> **Aim**
Identify each line below that contains the word "with", and copy it out.

--- START ---

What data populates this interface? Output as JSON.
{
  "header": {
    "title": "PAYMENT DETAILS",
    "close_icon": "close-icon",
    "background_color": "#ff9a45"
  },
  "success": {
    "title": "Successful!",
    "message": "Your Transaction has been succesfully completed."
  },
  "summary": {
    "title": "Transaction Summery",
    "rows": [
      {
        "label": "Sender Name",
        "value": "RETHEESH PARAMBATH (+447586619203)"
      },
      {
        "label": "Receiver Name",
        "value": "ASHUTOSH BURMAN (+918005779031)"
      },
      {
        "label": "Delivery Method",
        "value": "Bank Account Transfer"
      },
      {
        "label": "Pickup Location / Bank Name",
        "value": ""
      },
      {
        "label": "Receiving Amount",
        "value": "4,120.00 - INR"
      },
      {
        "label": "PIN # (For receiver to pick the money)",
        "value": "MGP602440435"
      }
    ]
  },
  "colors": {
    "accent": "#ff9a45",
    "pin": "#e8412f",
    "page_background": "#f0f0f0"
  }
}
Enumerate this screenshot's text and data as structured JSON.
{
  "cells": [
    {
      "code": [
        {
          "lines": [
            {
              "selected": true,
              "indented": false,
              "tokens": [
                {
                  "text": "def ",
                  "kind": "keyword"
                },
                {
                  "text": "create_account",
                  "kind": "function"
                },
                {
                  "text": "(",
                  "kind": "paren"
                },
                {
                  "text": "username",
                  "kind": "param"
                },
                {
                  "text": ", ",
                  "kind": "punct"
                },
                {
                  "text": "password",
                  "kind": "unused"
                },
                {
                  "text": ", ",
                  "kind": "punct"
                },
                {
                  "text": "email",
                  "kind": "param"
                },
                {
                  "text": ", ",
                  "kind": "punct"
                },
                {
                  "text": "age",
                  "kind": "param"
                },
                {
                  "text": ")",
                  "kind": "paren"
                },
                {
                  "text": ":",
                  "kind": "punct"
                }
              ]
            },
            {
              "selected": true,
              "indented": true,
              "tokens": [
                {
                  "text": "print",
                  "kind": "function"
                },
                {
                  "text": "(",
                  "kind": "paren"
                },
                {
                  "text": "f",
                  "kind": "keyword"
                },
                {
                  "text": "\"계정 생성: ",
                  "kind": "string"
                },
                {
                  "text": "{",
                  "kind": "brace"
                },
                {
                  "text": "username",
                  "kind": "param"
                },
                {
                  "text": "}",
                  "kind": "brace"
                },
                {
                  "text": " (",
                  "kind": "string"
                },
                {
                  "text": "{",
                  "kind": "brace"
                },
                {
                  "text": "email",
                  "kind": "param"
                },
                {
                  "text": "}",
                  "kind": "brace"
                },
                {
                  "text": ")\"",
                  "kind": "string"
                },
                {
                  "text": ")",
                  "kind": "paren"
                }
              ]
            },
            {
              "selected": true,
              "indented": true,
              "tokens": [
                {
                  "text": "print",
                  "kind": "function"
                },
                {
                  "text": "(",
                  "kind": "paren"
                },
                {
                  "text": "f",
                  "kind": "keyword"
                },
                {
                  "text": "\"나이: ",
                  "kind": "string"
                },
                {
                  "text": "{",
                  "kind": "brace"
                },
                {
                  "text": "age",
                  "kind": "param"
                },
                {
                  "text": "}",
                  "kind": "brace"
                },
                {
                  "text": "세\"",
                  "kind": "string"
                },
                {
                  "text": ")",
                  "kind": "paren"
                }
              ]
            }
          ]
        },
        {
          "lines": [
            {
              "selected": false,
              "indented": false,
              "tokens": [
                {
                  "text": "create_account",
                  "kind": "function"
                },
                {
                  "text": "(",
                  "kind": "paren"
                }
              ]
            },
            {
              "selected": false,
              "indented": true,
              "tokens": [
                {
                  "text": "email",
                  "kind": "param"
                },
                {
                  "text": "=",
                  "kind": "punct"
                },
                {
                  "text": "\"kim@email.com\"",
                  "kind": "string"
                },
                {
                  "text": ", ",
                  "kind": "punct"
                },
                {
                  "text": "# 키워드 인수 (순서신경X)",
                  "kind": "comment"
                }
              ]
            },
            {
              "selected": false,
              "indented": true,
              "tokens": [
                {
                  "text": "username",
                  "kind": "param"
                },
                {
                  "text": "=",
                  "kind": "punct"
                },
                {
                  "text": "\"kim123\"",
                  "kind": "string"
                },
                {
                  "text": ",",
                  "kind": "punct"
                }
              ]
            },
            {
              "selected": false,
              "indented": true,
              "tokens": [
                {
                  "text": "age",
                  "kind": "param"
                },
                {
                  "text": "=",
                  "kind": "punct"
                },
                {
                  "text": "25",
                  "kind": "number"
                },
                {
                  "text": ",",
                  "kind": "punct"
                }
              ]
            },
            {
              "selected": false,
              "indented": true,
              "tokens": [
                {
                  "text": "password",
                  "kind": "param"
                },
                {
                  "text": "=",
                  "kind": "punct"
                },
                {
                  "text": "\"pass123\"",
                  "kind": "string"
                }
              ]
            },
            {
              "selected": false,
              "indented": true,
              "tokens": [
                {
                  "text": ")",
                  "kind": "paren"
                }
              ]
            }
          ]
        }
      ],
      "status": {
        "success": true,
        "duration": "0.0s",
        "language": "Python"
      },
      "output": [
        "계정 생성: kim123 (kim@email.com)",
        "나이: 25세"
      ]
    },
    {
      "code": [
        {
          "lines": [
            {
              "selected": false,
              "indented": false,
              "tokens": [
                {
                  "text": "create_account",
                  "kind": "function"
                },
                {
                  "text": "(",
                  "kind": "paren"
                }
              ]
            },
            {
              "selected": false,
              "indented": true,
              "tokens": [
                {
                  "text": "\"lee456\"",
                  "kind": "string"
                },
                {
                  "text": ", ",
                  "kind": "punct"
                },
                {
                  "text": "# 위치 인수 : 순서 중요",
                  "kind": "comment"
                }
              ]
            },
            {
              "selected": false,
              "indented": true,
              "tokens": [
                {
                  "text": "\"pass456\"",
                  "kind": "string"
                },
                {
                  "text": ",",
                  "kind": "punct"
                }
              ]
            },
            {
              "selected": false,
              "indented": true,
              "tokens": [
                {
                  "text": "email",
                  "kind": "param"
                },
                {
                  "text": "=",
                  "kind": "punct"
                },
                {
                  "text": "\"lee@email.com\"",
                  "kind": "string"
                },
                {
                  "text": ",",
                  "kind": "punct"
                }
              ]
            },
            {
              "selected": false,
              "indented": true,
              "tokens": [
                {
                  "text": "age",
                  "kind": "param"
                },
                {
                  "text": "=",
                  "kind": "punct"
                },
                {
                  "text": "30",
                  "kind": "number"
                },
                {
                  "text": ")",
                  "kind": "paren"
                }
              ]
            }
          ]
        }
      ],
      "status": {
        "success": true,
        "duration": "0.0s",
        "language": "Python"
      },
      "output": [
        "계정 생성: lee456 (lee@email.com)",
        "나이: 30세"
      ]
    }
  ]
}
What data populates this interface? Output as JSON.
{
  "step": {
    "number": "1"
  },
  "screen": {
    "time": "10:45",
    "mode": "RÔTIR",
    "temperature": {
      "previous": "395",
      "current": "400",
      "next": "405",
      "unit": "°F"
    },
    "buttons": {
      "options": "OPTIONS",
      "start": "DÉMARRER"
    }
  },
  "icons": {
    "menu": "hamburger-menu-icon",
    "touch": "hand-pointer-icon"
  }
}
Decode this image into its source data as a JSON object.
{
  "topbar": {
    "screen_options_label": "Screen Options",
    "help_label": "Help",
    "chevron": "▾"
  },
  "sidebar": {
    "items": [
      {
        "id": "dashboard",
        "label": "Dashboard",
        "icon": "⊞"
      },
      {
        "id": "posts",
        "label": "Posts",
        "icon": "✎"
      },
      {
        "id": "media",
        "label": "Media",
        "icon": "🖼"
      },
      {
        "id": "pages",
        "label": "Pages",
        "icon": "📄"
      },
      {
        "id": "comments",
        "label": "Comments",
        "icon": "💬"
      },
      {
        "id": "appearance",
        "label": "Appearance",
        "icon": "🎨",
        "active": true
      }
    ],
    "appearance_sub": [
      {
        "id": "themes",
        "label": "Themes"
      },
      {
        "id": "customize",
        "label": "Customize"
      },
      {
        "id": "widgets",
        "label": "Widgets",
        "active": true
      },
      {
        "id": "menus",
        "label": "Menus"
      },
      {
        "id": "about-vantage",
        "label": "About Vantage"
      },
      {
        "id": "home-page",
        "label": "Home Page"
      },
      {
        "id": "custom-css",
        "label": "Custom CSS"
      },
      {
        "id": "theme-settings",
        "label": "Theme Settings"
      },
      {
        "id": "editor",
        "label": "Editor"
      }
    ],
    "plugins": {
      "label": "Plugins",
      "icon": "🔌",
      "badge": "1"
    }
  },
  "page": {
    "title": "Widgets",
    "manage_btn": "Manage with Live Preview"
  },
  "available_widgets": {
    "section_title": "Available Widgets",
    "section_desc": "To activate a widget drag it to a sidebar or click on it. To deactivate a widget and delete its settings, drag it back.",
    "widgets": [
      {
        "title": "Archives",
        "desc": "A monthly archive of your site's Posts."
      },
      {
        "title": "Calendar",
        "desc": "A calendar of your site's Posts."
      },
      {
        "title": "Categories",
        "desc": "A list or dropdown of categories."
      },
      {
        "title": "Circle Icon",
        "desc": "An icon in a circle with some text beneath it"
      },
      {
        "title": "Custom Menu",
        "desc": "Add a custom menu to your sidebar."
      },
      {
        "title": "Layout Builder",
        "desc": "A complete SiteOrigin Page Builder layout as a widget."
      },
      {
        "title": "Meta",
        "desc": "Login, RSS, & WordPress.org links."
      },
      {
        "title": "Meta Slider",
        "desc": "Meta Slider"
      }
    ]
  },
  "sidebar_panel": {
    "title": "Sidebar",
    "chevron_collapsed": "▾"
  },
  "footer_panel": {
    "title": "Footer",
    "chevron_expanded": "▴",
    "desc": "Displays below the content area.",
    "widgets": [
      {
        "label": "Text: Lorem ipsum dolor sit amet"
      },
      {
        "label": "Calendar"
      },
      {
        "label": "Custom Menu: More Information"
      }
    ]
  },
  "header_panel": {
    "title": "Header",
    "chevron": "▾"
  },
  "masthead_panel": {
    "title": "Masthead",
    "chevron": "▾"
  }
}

--- END ---

> **Full response**
    "manage_btn": "Manage with Live Preview"
        "desc": "An icon in a circle with some text beneath it"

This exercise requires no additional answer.